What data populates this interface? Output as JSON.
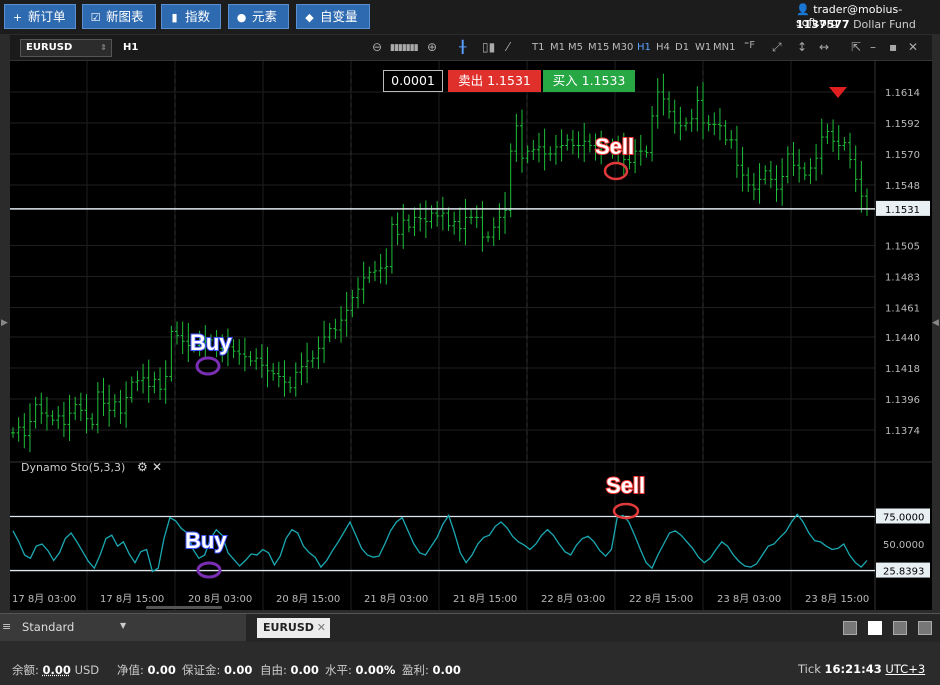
{
  "toolbar": {
    "new_order": "新订单",
    "new_chart": "新图表",
    "indicators": "指数",
    "elements": "元素",
    "variables": "自变量"
  },
  "account": {
    "email": "trader@mobius-soft.org",
    "number": "1137577",
    "name": "Dollar Fund"
  },
  "chart": {
    "symbol": "EURUSD",
    "timeframe": "H1",
    "timeframes": [
      "T1",
      "M1",
      "M5",
      "M15",
      "M30",
      "H1",
      "H4",
      "D1",
      "W1",
      "MN1"
    ],
    "active_timeframe": "H1",
    "lot": "0.0001",
    "sell_label": "卖出 1.1531",
    "buy_label": "买入 1.1533",
    "current_price_label": "1.1531",
    "indicator_title": "Dynamo Sto(5,3,3)",
    "annotations": {
      "buy_main": "Buy",
      "sell_main": "Sell",
      "buy_ind": "Buy",
      "sell_ind": "Sell"
    },
    "colors": {
      "candle": "#1fbf3a",
      "indicator": "#1aa9b3",
      "sell_q": "#e0302c",
      "buy_q": "#28a745",
      "buy_annot": "#4055ff",
      "sell_annot": "#ff3b3b"
    }
  },
  "chart_data": {
    "type": "candlestick",
    "symbol": "EURUSD",
    "timeframe": "H1",
    "y_ticks": [
      "1.1614",
      "1.1592",
      "1.1570",
      "1.1548",
      "1.1505",
      "1.1483",
      "1.1461",
      "1.1440",
      "1.1418",
      "1.1396",
      "1.1374"
    ],
    "ylim": [
      1.1352,
      1.1636
    ],
    "current_price": 1.1531,
    "x_ticks": [
      "17 8月 03:00",
      "17 8月 15:00",
      "20 8月 03:00",
      "20 8月 15:00",
      "21 8月 03:00",
      "21 8月 15:00",
      "22 8月 03:00",
      "22 8月 15:00",
      "23 8月 03:00",
      "23 8月 15:00"
    ],
    "closes": [
      1.1372,
      1.1376,
      1.137,
      1.138,
      1.1392,
      1.1386,
      1.1384,
      1.1381,
      1.1384,
      1.1378,
      1.1386,
      1.1392,
      1.1388,
      1.1382,
      1.1378,
      1.1401,
      1.1393,
      1.1388,
      1.1394,
      1.1386,
      1.1397,
      1.1408,
      1.1409,
      1.1411,
      1.1405,
      1.141,
      1.1403,
      1.1412,
      1.1444,
      1.1441,
      1.1437,
      1.1434,
      1.1434,
      1.1436,
      1.1437,
      1.1438,
      1.1432,
      1.1431,
      1.1433,
      1.143,
      1.1428,
      1.1426,
      1.1423,
      1.1425,
      1.142,
      1.1416,
      1.1414,
      1.1412,
      1.1408,
      1.1404,
      1.1415,
      1.1419,
      1.1423,
      1.1425,
      1.1432,
      1.144,
      1.1446,
      1.1445,
      1.1452,
      1.1459,
      1.1468,
      1.1474,
      1.1482,
      1.1486,
      1.1487,
      1.1489,
      1.149,
      1.152,
      1.1513,
      1.1523,
      1.1518,
      1.1525,
      1.1524,
      1.1522,
      1.1528,
      1.1526,
      1.1528,
      1.1519,
      1.1522,
      1.1517,
      1.1525,
      1.1525,
      1.1525,
      1.1511,
      1.1511,
      1.1518,
      1.1525,
      1.153,
      1.1572,
      1.159,
      1.1567,
      1.1572,
      1.1573,
      1.1575,
      1.157,
      1.157,
      1.1575,
      1.1576,
      1.158,
      1.1576,
      1.1576,
      1.1579,
      1.1576,
      1.1573,
      1.1575,
      1.1574,
      1.1573,
      1.1572,
      1.1566,
      1.1564,
      1.1572,
      1.1572,
      1.1571,
      1.1597,
      1.1614,
      1.1609,
      1.16,
      1.1592,
      1.159,
      1.1592,
      1.1595,
      1.1608,
      1.1592,
      1.1591,
      1.1591,
      1.159,
      1.158,
      1.158,
      1.1562,
      1.1555,
      1.1548,
      1.1545,
      1.1552,
      1.1558,
      1.1552,
      1.1545,
      1.1554,
      1.157,
      1.1562,
      1.156,
      1.1555,
      1.156,
      1.1567,
      1.1582,
      1.1586,
      1.1579,
      1.1576,
      1.1578,
      1.1566,
      1.1552,
      1.154,
      1.1531
    ],
    "indicator": {
      "name": "Dynamo Sto(5,3,3)",
      "levels": [
        75.0,
        25.8393
      ],
      "y_ticks": [
        "75.0000",
        "50.0000",
        "25.8393"
      ],
      "values": [
        62,
        52,
        40,
        37,
        48,
        50,
        44,
        35,
        42,
        55,
        60,
        52,
        43,
        34,
        28,
        40,
        55,
        58,
        48,
        52,
        41,
        33,
        43,
        45,
        25,
        28,
        55,
        74,
        71,
        64,
        60,
        45,
        37,
        40,
        55,
        63,
        58,
        42,
        36,
        30,
        35,
        41,
        40,
        45,
        42,
        31,
        39,
        55,
        63,
        60,
        48,
        42,
        38,
        29,
        35,
        44,
        52,
        61,
        70,
        58,
        46,
        40,
        38,
        39,
        50,
        62,
        70,
        74,
        62,
        50,
        42,
        40,
        48,
        56,
        68,
        76,
        60,
        42,
        33,
        40,
        50,
        56,
        58,
        66,
        70,
        65,
        57,
        52,
        49,
        45,
        50,
        58,
        63,
        58,
        50,
        43,
        40,
        49,
        55,
        57,
        52,
        44,
        39,
        45,
        74,
        76,
        70,
        58,
        45,
        33,
        28,
        40,
        50,
        60,
        62,
        58,
        52,
        46,
        38,
        33,
        37,
        45,
        52,
        48,
        40,
        34,
        30,
        29,
        32,
        40,
        48,
        50,
        56,
        61,
        70,
        77,
        70,
        60,
        53,
        52,
        48,
        45,
        46,
        50,
        40,
        33,
        29,
        35
      ]
    }
  },
  "tabs": {
    "workspace": "Standard",
    "open_tab": "EURUSD"
  },
  "status": {
    "balance_label": "余额:",
    "balance_value": "0.00",
    "currency": "USD",
    "equity_label": "净值:",
    "equity_value": "0.00",
    "margin_label": "保证金:",
    "margin_value": "0.00",
    "free_label": "自由:",
    "free_value": "0.00",
    "level_label": "水平:",
    "level_value": "0.00%",
    "pl_label": "盈利:",
    "pl_value": "0.00",
    "tick_label": "Tick",
    "time": "16:21:43",
    "tz": "UTC+3"
  }
}
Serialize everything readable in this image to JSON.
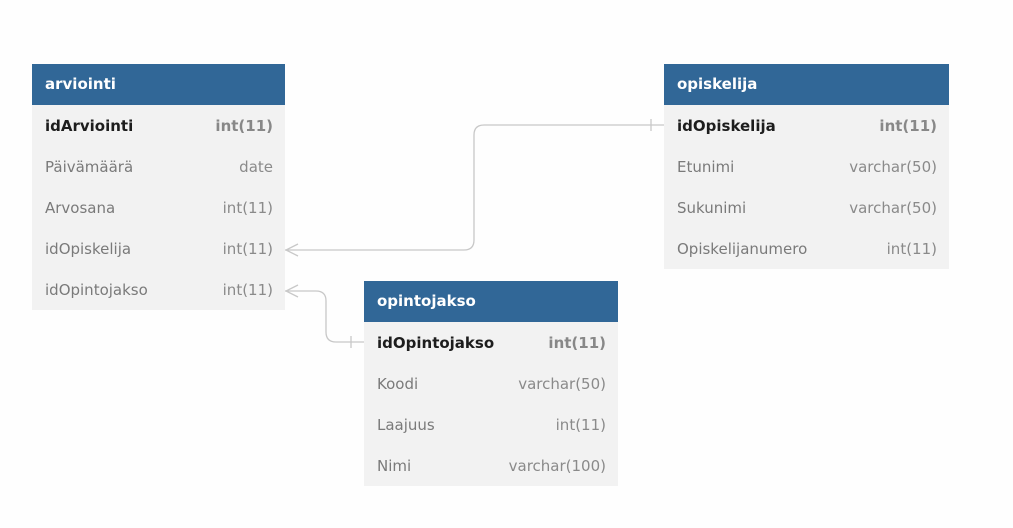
{
  "tables": {
    "arviointi": {
      "name": "arviointi",
      "fields": [
        {
          "name": "idArviointi",
          "type": "int(11)",
          "pk": true
        },
        {
          "name": "Päivämäärä",
          "type": "date",
          "pk": false
        },
        {
          "name": "Arvosana",
          "type": "int(11)",
          "pk": false
        },
        {
          "name": "idOpiskelija",
          "type": "int(11)",
          "pk": false
        },
        {
          "name": "idOpintojakso",
          "type": "int(11)",
          "pk": false
        }
      ]
    },
    "opiskelija": {
      "name": "opiskelija",
      "fields": [
        {
          "name": "idOpiskelija",
          "type": "int(11)",
          "pk": true
        },
        {
          "name": "Etunimi",
          "type": "varchar(50)",
          "pk": false
        },
        {
          "name": "Sukunimi",
          "type": "varchar(50)",
          "pk": false
        },
        {
          "name": "Opiskelijanumero",
          "type": "int(11)",
          "pk": false
        }
      ]
    },
    "opintojakso": {
      "name": "opintojakso",
      "fields": [
        {
          "name": "idOpintojakso",
          "type": "int(11)",
          "pk": true
        },
        {
          "name": "Koodi",
          "type": "varchar(50)",
          "pk": false
        },
        {
          "name": "Laajuus",
          "type": "int(11)",
          "pk": false
        },
        {
          "name": "Nimi",
          "type": "varchar(100)",
          "pk": false
        }
      ]
    }
  },
  "relations": [
    {
      "from_table": "arviointi",
      "from_field": "idOpiskelija",
      "from_cardinality": "many",
      "to_table": "opiskelija",
      "to_field": "idOpiskelija",
      "to_cardinality": "one"
    },
    {
      "from_table": "arviointi",
      "from_field": "idOpintojakso",
      "from_cardinality": "many",
      "to_table": "opintojakso",
      "to_field": "idOpintojakso",
      "to_cardinality": "one"
    }
  ],
  "colors": {
    "header_bg": "#316797",
    "header_text": "#ffffff",
    "body_bg": "#f2f2f2",
    "connector": "#c8c8c8"
  }
}
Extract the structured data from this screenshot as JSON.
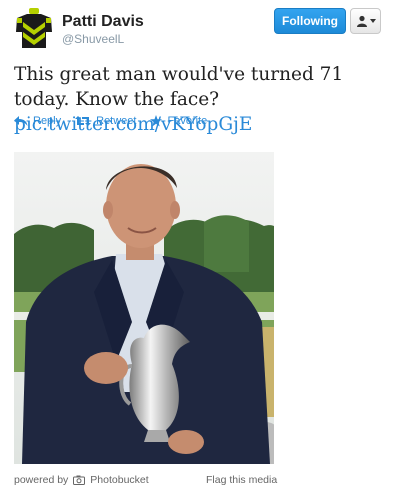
{
  "user": {
    "name": "Patti Davis",
    "handle": "@ShuveelL"
  },
  "header": {
    "follow_label": "Following"
  },
  "tweet": {
    "text": "This great man would've turned 71 today. Know the face?",
    "link": "pic.twitter.com/vKYopGjE"
  },
  "actions": {
    "reply": "Reply",
    "retweet": "Retweet",
    "favorite": "Favorite"
  },
  "media": {
    "powered_by": "powered by",
    "provider": "Photobucket",
    "flag": "Flag this media"
  },
  "colors": {
    "accent": "#2a8ad8",
    "follow_button": "#1d8ad8"
  },
  "icons": [
    "jockey-silks-avatar",
    "user-icon",
    "reply-icon",
    "retweet-icon",
    "star-icon",
    "camera-icon"
  ]
}
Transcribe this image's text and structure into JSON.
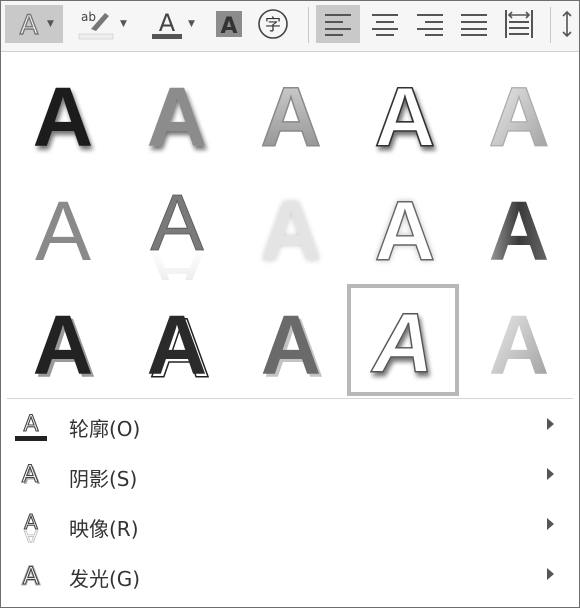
{
  "toolbar": {
    "buttons": [
      {
        "name": "text-effects-button",
        "icon": "text-effects-icon",
        "active": true
      },
      {
        "name": "highlight-color-button",
        "icon": "highlight-icon"
      },
      {
        "name": "font-color-button",
        "icon": "font-color-icon"
      },
      {
        "name": "character-shading-button",
        "icon": "character-shading-icon"
      },
      {
        "name": "enclose-characters-button",
        "icon": "enclosed-character-icon",
        "glyph": "字"
      },
      {
        "name": "align-left-button",
        "icon": "align-left-icon",
        "active": true
      },
      {
        "name": "align-center-button",
        "icon": "align-center-icon"
      },
      {
        "name": "align-right-button",
        "icon": "align-right-icon"
      },
      {
        "name": "justify-button",
        "icon": "justify-icon"
      },
      {
        "name": "distributed-button",
        "icon": "distributed-icon"
      }
    ],
    "highlight_glyph": "ab",
    "letter": "A"
  },
  "gallery": {
    "glyph": "A",
    "selected_index": 13,
    "styles": [
      "black-shadow",
      "gray-soft",
      "gray-bevel",
      "outline-shadow",
      "light-bevel",
      "gray-plain",
      "gray-reflection",
      "light-glow",
      "outline-white",
      "dark-gradient",
      "black-3d",
      "black-3d-outline",
      "gray-3d",
      "outline-selected",
      "light-gradient"
    ]
  },
  "menu": {
    "items": [
      {
        "label": "轮廓(O)",
        "icon": "outline-letter-icon"
      },
      {
        "label": "阴影(S)",
        "icon": "shadow-letter-icon"
      },
      {
        "label": "映像(R)",
        "icon": "reflection-letter-icon"
      },
      {
        "label": "发光(G)",
        "icon": "glow-letter-icon"
      }
    ]
  },
  "colors": {
    "accent_active": "#c9c9c9",
    "selection_border": "#b8b8b8",
    "text": "#333333"
  }
}
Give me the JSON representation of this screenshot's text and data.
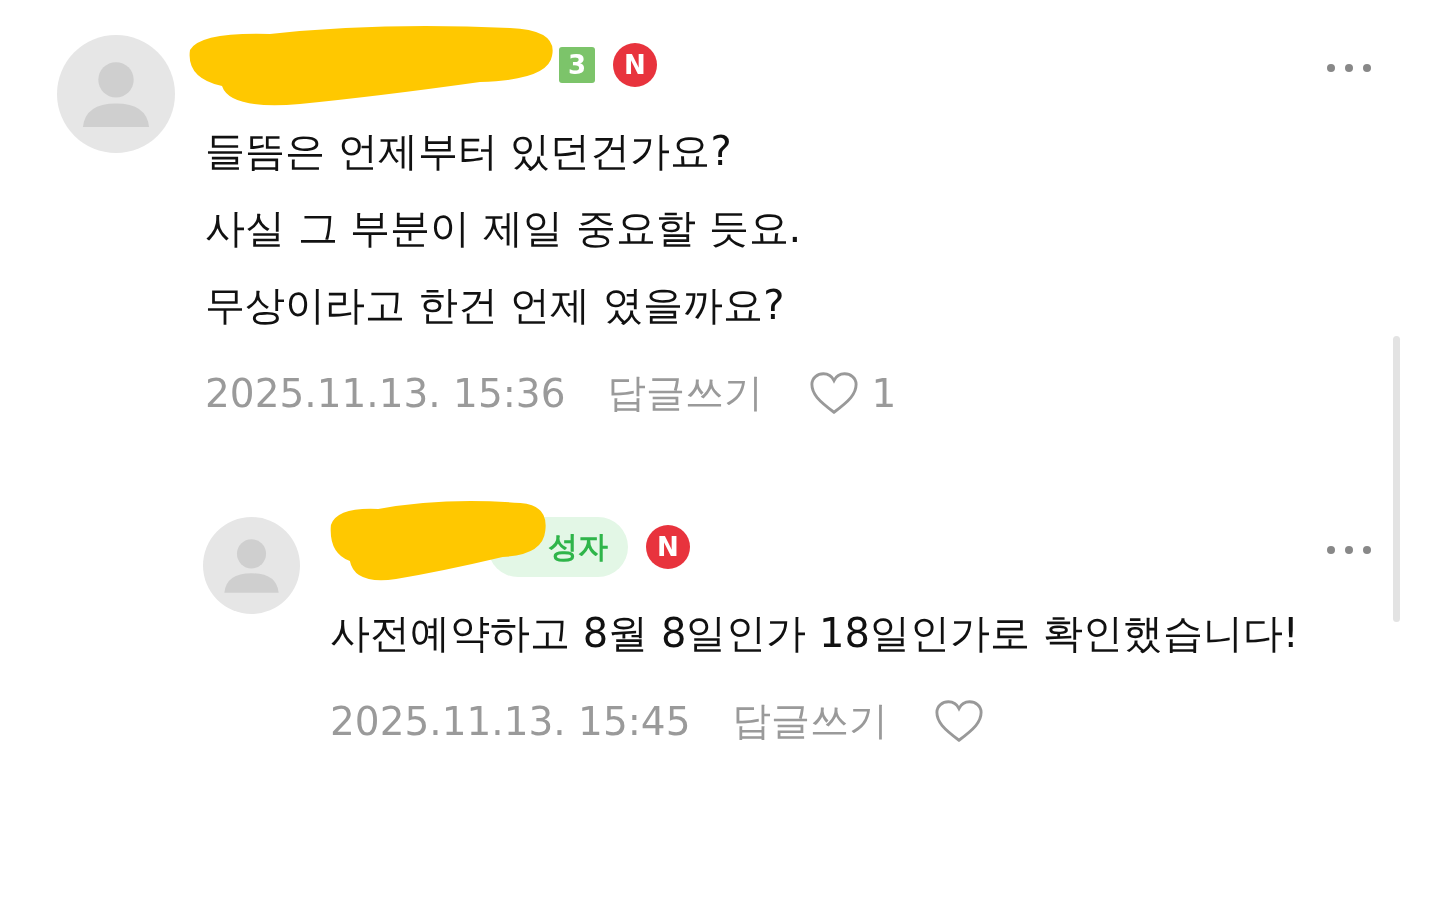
*-*-*
Find and copy every line in the entries above where the string "font" occurs.

        "name": "font-color-button",
        "icon": "font-color-icon"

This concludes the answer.